───── Dataset rows
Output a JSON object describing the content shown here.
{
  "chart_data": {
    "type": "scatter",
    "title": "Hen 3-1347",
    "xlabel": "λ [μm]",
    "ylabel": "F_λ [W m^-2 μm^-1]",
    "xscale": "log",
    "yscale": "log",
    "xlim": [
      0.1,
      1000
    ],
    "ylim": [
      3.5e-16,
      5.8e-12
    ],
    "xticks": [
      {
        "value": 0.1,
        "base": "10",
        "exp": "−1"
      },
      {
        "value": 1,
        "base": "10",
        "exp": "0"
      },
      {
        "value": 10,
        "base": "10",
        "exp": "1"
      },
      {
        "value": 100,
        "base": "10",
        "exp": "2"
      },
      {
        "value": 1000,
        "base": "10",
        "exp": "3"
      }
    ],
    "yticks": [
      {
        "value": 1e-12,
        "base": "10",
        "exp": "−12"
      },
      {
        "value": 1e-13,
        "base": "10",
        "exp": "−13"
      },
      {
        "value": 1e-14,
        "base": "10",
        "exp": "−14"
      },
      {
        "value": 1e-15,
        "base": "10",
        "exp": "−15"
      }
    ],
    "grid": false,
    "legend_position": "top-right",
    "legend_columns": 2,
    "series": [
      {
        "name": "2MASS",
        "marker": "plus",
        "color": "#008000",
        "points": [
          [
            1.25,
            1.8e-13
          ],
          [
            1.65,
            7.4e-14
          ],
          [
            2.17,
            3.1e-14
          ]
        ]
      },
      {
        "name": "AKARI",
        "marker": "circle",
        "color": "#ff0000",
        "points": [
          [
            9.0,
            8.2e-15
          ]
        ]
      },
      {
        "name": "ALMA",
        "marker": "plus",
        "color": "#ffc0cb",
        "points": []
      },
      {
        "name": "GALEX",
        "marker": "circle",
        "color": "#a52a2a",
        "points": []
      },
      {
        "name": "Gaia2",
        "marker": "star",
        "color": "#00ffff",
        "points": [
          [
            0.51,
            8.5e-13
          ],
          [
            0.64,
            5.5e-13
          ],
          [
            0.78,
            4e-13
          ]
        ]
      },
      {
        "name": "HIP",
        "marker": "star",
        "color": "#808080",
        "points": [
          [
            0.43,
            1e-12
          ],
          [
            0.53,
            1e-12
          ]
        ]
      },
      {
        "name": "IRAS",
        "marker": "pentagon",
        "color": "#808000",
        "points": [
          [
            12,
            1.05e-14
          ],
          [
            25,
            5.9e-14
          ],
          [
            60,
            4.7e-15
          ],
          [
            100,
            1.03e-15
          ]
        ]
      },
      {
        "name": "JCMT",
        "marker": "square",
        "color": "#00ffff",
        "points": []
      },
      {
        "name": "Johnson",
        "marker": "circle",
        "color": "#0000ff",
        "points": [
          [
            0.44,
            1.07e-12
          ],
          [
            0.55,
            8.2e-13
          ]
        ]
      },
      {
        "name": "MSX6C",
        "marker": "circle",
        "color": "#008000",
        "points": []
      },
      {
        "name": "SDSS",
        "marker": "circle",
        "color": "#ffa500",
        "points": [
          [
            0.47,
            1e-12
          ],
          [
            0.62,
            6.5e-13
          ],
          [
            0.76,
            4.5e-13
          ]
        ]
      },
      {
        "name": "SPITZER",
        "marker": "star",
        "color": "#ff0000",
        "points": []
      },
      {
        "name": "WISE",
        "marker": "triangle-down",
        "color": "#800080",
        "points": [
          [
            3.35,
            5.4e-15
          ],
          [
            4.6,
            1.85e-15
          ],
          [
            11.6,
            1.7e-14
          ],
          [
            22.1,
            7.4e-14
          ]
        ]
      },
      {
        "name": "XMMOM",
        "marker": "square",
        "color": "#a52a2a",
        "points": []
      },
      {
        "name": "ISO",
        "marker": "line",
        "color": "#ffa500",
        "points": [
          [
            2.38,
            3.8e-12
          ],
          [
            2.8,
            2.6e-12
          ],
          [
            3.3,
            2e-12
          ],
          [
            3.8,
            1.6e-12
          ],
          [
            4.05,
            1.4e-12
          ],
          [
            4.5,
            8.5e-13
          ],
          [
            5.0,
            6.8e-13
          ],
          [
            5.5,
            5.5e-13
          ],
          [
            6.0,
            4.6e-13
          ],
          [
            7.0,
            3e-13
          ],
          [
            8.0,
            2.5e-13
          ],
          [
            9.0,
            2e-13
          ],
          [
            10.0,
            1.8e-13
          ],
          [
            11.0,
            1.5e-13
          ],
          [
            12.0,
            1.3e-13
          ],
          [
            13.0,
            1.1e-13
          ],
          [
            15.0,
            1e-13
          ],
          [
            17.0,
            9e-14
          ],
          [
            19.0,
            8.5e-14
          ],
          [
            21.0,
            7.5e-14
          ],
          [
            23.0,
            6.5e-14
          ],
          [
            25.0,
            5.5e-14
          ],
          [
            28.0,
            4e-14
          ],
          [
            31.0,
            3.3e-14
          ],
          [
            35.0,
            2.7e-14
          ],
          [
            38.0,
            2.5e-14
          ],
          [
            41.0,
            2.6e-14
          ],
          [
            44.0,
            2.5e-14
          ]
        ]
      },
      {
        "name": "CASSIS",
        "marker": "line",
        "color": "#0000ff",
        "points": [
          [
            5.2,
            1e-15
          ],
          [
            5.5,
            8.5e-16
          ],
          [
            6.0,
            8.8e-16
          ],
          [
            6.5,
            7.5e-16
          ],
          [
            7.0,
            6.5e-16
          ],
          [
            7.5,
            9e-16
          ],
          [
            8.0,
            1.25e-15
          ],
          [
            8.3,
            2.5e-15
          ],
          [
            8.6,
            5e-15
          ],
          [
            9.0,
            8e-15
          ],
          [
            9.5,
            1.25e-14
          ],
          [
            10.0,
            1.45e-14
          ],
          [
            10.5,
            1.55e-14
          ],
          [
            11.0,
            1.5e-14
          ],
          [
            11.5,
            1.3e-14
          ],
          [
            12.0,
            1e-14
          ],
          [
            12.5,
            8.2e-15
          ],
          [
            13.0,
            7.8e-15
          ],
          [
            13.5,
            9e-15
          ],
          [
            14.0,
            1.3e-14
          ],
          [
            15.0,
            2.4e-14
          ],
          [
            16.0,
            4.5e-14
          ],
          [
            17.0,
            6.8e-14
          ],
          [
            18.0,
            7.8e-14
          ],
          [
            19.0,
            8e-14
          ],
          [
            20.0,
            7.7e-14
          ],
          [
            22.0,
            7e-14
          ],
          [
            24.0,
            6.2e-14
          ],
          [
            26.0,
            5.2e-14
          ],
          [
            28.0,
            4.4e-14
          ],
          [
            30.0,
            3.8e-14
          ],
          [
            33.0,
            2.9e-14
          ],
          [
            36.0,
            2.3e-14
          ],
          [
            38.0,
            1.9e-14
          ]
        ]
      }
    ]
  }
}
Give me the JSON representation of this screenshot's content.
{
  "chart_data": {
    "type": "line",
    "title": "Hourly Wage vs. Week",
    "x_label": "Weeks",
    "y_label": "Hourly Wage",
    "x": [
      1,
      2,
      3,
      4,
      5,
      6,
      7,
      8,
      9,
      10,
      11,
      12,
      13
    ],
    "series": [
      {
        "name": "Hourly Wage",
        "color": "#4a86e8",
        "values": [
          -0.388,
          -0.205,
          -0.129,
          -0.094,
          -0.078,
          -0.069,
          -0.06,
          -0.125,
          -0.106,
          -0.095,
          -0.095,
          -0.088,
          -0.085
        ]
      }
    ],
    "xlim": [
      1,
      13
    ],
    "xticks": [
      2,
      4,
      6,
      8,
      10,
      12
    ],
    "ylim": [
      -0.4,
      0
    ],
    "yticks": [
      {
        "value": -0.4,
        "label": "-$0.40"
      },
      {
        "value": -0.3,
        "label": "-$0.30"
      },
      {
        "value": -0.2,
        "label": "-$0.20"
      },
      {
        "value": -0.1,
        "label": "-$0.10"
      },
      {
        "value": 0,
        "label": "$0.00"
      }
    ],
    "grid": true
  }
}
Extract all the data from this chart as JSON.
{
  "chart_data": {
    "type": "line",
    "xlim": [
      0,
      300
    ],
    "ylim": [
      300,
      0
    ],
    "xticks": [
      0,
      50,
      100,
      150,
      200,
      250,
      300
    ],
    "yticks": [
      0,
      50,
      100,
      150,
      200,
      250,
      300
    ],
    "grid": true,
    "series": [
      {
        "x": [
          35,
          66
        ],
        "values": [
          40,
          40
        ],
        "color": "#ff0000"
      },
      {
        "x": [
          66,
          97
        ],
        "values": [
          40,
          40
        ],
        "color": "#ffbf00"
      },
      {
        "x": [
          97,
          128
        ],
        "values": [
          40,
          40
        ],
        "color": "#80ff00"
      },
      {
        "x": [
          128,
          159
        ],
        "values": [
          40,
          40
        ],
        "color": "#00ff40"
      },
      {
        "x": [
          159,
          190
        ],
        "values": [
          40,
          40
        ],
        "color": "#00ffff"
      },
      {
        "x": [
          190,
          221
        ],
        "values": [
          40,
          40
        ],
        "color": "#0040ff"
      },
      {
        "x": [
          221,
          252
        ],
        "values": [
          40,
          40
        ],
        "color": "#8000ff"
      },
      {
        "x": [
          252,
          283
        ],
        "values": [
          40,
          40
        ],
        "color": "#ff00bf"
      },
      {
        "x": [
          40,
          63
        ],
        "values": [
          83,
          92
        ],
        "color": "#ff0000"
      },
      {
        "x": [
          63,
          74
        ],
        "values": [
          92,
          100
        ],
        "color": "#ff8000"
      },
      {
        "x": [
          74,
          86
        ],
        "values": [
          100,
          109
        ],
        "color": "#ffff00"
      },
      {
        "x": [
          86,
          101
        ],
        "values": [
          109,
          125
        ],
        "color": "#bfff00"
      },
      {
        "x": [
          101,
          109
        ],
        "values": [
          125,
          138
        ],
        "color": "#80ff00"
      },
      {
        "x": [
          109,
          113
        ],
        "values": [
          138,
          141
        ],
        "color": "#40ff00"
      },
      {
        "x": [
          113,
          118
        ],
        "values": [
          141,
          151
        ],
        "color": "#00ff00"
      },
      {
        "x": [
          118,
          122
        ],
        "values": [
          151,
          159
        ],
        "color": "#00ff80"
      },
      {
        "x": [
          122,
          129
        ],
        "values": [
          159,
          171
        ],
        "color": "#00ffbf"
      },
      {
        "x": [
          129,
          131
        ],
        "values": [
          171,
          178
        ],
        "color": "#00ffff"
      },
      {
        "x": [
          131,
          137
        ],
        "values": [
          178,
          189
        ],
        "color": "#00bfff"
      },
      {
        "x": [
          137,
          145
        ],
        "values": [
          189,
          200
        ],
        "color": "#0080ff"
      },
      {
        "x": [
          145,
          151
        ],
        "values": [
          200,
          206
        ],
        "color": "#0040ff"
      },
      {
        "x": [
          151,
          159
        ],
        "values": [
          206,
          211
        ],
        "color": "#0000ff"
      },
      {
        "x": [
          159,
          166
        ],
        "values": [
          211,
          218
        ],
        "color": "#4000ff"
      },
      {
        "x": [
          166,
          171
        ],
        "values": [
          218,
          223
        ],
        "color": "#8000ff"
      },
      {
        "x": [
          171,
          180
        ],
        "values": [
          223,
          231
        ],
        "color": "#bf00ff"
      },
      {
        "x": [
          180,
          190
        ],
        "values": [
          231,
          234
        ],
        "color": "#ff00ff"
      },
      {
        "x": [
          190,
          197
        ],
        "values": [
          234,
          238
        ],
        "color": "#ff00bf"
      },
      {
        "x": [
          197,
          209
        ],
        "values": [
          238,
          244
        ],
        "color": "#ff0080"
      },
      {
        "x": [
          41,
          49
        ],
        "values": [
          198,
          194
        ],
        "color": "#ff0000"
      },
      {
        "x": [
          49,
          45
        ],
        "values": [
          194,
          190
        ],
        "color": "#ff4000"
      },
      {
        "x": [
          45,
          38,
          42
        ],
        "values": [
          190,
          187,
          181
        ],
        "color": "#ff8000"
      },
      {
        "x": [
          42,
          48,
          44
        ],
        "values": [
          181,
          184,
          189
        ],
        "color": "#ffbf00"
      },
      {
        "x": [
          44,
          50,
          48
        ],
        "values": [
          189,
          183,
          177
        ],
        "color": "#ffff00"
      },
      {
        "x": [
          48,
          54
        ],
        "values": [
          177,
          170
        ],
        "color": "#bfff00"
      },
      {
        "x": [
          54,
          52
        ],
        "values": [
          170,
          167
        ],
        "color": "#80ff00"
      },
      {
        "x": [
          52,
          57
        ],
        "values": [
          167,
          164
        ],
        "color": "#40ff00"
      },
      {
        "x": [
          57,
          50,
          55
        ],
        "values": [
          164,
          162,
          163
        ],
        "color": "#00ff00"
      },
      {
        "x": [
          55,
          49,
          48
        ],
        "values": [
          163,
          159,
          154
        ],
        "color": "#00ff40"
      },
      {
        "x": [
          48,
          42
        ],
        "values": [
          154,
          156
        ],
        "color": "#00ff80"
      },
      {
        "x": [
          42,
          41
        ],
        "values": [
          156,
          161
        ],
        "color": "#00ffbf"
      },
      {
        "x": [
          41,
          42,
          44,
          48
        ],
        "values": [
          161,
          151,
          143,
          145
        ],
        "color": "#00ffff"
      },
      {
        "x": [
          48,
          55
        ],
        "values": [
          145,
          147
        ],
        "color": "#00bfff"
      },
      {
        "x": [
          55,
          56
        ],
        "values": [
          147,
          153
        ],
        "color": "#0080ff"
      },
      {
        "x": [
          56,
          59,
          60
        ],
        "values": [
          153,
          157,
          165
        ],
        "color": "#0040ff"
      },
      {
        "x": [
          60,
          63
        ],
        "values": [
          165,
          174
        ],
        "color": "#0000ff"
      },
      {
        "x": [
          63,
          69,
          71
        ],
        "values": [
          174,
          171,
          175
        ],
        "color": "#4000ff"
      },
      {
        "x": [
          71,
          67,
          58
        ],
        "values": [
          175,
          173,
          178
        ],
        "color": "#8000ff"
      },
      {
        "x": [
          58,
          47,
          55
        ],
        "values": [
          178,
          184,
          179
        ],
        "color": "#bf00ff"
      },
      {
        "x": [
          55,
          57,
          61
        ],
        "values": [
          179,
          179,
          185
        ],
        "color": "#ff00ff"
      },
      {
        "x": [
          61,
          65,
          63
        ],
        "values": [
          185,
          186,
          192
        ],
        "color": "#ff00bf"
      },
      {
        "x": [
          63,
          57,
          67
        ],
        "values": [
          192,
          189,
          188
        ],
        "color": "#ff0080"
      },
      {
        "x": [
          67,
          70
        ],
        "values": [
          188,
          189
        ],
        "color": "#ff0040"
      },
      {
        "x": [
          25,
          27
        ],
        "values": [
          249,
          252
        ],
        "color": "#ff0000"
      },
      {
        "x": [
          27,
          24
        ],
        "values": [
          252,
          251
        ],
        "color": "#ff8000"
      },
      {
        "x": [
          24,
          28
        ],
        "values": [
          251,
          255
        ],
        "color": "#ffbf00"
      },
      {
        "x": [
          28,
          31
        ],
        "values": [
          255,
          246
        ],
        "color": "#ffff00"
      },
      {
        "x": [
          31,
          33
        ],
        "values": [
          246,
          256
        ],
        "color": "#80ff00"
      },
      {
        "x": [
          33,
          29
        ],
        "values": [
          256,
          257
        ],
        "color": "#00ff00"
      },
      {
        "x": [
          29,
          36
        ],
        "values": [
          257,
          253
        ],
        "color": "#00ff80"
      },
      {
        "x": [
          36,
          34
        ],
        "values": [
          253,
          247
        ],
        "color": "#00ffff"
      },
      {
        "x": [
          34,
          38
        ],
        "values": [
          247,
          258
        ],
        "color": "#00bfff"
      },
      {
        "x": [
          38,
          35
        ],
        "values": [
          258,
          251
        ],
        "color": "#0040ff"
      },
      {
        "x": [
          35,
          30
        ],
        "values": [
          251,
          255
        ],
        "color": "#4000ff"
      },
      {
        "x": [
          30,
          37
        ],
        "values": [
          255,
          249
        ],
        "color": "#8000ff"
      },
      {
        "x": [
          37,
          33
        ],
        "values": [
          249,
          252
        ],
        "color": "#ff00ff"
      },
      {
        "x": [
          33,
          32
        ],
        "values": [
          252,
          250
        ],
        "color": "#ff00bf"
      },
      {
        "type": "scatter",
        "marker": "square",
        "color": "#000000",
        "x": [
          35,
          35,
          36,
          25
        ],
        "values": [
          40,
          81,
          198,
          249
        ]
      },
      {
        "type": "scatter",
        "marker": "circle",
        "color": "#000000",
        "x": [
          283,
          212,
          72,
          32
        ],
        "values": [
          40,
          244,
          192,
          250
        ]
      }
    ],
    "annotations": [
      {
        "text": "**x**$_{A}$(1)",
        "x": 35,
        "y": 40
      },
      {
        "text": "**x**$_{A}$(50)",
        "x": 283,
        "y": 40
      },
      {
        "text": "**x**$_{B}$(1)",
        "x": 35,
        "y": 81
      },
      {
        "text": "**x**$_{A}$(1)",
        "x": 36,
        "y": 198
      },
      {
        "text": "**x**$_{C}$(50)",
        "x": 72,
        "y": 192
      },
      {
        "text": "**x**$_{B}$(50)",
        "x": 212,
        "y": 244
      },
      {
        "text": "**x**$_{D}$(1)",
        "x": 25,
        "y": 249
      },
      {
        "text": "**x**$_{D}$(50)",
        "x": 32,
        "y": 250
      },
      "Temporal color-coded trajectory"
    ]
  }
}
──────────
■ **What this task involves**
Scan the listing above and identify each line holding the string "Hourly"; copy every such line.

■ **Solution for this task**
    "title": "Hourly Wage vs. Week",
    "y_label": "Hourly Wage",
        "name": "Hourly Wage",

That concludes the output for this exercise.